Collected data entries
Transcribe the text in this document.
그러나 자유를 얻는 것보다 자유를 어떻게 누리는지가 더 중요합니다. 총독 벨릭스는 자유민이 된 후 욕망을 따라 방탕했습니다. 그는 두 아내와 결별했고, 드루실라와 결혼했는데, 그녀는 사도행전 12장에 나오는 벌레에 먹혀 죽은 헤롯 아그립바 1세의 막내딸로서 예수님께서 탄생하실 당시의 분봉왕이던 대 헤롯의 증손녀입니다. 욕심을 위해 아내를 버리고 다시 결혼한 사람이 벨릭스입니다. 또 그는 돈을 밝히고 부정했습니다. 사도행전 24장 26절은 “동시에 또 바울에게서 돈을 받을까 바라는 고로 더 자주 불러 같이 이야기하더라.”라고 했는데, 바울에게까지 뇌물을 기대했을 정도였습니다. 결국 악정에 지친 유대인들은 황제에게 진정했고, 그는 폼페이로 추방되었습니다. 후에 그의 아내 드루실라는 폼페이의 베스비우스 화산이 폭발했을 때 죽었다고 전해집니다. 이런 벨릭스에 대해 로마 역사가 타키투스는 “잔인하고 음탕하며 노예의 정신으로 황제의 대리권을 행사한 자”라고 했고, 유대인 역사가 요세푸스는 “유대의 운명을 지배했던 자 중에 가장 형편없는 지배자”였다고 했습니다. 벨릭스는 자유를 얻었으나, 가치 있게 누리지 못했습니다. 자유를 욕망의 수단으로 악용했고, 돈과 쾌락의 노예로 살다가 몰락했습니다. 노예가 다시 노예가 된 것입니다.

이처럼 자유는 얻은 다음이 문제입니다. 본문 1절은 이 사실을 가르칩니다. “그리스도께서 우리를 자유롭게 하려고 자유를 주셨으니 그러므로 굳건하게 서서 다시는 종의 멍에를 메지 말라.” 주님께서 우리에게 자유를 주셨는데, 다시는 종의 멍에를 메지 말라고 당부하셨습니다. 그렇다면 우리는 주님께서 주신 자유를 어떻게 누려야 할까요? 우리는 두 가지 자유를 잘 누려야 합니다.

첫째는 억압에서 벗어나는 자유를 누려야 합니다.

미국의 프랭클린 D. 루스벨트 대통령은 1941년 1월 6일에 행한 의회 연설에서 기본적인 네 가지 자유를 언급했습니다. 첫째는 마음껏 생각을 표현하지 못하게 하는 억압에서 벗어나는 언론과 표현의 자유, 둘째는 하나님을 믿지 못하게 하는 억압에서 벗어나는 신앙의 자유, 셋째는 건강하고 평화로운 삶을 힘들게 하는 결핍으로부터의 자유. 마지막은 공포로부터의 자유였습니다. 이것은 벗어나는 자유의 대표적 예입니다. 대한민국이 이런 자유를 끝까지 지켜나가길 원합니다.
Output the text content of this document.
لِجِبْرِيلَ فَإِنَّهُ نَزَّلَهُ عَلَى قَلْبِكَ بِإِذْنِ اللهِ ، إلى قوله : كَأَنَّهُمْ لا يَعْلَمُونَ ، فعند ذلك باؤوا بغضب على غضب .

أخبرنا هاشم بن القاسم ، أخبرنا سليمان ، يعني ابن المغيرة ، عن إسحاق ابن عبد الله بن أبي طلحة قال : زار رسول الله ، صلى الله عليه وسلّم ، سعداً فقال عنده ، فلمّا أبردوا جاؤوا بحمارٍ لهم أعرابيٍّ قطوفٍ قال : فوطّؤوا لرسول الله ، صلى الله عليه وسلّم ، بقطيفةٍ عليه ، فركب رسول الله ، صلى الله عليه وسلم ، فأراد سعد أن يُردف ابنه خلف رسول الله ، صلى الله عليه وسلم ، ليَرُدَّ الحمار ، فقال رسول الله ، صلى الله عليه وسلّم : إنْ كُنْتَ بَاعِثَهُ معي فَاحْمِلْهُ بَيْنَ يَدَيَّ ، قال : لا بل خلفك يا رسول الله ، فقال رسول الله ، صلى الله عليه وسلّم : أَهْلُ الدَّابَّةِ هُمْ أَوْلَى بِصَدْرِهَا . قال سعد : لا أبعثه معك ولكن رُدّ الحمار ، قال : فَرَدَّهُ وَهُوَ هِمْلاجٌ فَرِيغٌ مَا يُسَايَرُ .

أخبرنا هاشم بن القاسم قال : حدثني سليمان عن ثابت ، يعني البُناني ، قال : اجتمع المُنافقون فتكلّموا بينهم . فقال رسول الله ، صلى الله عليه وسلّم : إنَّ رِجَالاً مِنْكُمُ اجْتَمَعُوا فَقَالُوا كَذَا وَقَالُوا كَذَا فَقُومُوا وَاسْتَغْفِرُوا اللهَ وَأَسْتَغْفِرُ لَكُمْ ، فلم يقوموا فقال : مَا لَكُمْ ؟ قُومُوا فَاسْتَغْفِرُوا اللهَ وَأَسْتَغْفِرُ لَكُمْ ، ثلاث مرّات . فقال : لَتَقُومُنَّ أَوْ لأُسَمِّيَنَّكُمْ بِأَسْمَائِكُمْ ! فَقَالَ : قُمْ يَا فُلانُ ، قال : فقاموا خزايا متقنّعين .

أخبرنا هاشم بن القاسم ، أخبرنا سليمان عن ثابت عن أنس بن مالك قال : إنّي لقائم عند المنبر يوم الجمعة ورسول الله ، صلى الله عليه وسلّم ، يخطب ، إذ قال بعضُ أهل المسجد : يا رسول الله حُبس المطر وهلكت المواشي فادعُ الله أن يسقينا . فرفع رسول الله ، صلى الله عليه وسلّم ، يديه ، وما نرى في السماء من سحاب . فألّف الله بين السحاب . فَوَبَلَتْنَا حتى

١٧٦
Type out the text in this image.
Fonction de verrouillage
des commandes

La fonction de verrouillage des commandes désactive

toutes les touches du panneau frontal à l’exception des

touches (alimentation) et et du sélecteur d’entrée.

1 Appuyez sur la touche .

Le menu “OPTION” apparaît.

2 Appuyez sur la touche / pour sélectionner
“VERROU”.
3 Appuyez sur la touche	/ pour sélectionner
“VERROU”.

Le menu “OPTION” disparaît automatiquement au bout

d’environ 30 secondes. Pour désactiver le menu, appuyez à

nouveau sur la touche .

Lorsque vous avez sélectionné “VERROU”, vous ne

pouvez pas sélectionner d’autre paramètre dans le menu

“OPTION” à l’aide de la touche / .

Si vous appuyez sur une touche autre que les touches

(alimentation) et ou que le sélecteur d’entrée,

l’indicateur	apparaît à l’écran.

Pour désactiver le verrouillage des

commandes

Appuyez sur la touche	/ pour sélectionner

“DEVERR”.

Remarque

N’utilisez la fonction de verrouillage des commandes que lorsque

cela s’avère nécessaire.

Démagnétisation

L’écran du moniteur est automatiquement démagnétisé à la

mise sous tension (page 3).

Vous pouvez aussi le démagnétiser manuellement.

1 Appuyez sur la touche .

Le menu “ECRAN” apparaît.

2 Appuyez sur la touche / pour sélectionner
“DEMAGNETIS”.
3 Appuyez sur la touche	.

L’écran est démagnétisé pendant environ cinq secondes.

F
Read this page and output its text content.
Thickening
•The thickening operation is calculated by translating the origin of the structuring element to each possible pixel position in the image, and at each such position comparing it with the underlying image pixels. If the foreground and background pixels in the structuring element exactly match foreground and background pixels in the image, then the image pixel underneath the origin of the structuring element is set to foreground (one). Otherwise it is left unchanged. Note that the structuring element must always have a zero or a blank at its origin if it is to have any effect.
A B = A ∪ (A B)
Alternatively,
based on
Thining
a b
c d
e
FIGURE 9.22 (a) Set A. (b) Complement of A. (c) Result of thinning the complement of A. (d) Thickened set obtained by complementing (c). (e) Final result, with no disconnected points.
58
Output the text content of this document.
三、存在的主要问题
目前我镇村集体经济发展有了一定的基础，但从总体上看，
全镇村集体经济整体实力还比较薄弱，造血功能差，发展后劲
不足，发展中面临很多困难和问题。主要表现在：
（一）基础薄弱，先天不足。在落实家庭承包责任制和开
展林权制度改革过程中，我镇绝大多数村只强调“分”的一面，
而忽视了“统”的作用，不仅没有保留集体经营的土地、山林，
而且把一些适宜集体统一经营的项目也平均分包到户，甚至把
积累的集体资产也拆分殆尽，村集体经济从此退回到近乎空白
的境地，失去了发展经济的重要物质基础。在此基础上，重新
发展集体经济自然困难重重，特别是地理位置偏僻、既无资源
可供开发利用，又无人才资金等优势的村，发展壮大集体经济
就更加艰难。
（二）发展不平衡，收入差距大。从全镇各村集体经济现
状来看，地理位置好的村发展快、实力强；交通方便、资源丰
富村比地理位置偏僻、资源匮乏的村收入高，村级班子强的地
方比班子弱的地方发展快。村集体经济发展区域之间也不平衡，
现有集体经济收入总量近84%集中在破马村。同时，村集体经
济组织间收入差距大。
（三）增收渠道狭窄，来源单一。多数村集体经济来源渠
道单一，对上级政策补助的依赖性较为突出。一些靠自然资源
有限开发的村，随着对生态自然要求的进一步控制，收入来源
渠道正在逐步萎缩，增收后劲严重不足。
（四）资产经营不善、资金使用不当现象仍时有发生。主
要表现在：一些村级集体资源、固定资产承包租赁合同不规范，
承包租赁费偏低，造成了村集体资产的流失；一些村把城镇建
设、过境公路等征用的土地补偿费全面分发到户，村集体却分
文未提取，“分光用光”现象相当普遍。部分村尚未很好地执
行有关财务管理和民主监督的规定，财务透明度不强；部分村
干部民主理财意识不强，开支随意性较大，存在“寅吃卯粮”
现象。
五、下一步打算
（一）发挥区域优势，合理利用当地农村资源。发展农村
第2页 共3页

* **Short task**: Find how many lines hold the string "text", and state that number alone.

* **Task solution**: 5